### [Provided records]
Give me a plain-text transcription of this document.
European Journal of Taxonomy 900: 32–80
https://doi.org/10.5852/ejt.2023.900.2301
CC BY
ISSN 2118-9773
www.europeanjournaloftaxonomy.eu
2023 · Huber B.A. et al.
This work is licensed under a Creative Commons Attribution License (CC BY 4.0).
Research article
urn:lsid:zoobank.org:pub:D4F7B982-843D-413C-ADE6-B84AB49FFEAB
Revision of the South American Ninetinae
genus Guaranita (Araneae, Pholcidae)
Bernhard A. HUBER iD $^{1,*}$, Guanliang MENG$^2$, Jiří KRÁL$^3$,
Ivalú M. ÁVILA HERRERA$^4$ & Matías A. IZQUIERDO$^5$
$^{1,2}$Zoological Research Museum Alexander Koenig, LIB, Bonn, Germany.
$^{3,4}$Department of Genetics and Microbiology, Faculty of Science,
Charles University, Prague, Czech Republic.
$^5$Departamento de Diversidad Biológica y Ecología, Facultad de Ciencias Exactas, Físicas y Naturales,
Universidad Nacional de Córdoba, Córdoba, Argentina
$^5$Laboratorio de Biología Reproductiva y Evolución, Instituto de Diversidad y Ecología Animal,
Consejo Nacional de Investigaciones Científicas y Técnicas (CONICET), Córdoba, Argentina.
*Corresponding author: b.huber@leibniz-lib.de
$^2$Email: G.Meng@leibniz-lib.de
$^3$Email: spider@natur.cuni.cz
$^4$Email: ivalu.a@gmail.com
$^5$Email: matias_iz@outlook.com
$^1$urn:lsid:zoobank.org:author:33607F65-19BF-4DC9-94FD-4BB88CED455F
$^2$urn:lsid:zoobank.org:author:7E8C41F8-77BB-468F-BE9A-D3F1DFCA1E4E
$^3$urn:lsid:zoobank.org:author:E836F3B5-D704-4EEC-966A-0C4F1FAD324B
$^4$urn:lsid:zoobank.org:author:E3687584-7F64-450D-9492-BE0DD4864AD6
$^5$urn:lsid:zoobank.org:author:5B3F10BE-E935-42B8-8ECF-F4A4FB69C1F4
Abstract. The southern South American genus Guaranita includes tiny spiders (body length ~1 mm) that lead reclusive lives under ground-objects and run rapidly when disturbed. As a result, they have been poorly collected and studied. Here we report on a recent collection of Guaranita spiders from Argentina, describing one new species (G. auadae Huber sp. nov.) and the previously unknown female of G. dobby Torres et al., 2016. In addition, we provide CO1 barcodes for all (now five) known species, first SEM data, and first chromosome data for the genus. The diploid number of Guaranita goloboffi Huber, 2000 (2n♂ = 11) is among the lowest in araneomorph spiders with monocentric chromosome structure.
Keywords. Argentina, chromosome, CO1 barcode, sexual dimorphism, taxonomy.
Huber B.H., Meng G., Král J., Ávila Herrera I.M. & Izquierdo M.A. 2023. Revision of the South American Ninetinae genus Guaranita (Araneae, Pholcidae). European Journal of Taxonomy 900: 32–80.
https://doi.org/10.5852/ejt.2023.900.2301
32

### [What to produce]
Copy out the full set of records precisely, leaving nothing out.

### [Response]
Give me a plain-text transcription of this document.
European Journal of Taxonomy 900: 32–80
https://doi.org/10.5852/ejt.2023.900.2301
CC BY
ISSN 2118-9773
www.europeanjournaloftaxonomy.eu
2023 · Huber B.A. et al.
This work is licensed under a Creative Commons Attribution License (CC BY 4.0).
Research article
urn:lsid:zoobank.org:pub:D4F7B982-843D-413C-ADE6-B84AB49FFEAB
Revision of the South American Ninetinae
genus Guaranita (Araneae, Pholcidae)
Bernhard A. HUBER iD $^{1,*}$, Guanliang MENG$^2$, Jiří KRÁL$^3$,
Ivalú M. ÁVILA HERRERA$^4$ & Matías A. IZQUIERDO$^5$
$^{1,2}$Zoological Research Museum Alexander Koenig, LIB, Bonn, Germany.
$^{3,4}$Department of Genetics and Microbiology, Faculty of Science,
Charles University, Prague, Czech Republic.
$^5$Departamento de Diversidad Biológica y Ecología, Facultad de Ciencias Exactas, Físicas y Naturales,
Universidad Nacional de Córdoba, Córdoba, Argentina
$^5$Laboratorio de Biología Reproductiva y Evolución, Instituto de Diversidad y Ecología Animal,
Consejo Nacional de Investigaciones Científicas y Técnicas (CONICET), Córdoba, Argentina.
*Corresponding author: b.huber@leibniz-lib.de
$^2$Email: G.Meng@leibniz-lib.de
$^3$Email: spider@natur.cuni.cz
$^4$Email: ivalu.a@gmail.com
$^5$Email: matias_iz@outlook.com
$^1$urn:lsid:zoobank.org:author:33607F65-19BF-4DC9-94FD-4BB88CED455F
$^2$urn:lsid:zoobank.org:author:7E8C41F8-77BB-468F-BE9A-D3F1DFCA1E4E
$^3$urn:lsid:zoobank.org:author:E836F3B5-D704-4EEC-966A-0C4F1FAD324B
$^4$urn:lsid:zoobank.org:author:E3687584-7F64-450D-9492-BE0DD4864AD6
$^5$urn:lsid:zoobank.org:author:5B3F10BE-E935-42B8-8ECF-F4A4FB69C1F4
Abstract. The southern South American genus Guaranita includes tiny spiders (body length ~1 mm) that lead reclusive lives under ground-objects and run rapidly when disturbed. As a result, they have been poorly collected and studied. Here we report on a recent collection of Guaranita spiders from Argentina, describing one new species (G. auadae Huber sp. nov.) and the previously unknown female of G. dobby Torres et al., 2016. In addition, we provide CO1 barcodes for all (now five) known species, first SEM data, and first chromosome data for the genus. The diploid number of Guaranita goloboffi Huber, 2000 (2n♂ = 11) is among the lowest in araneomorph spiders with monocentric chromosome structure.
Keywords. Argentina, chromosome, CO1 barcode, sexual dimorphism, taxonomy.
Huber B.H., Meng G., Král J., Ávila Herrera I.M. & Izquierdo M.A. 2023. Revision of the South American Ninetinae genus Guaranita (Araneae, Pholcidae). European Journal of Taxonomy 900: 32–80.
https://doi.org/10.5852/ejt.2023.900.2301
32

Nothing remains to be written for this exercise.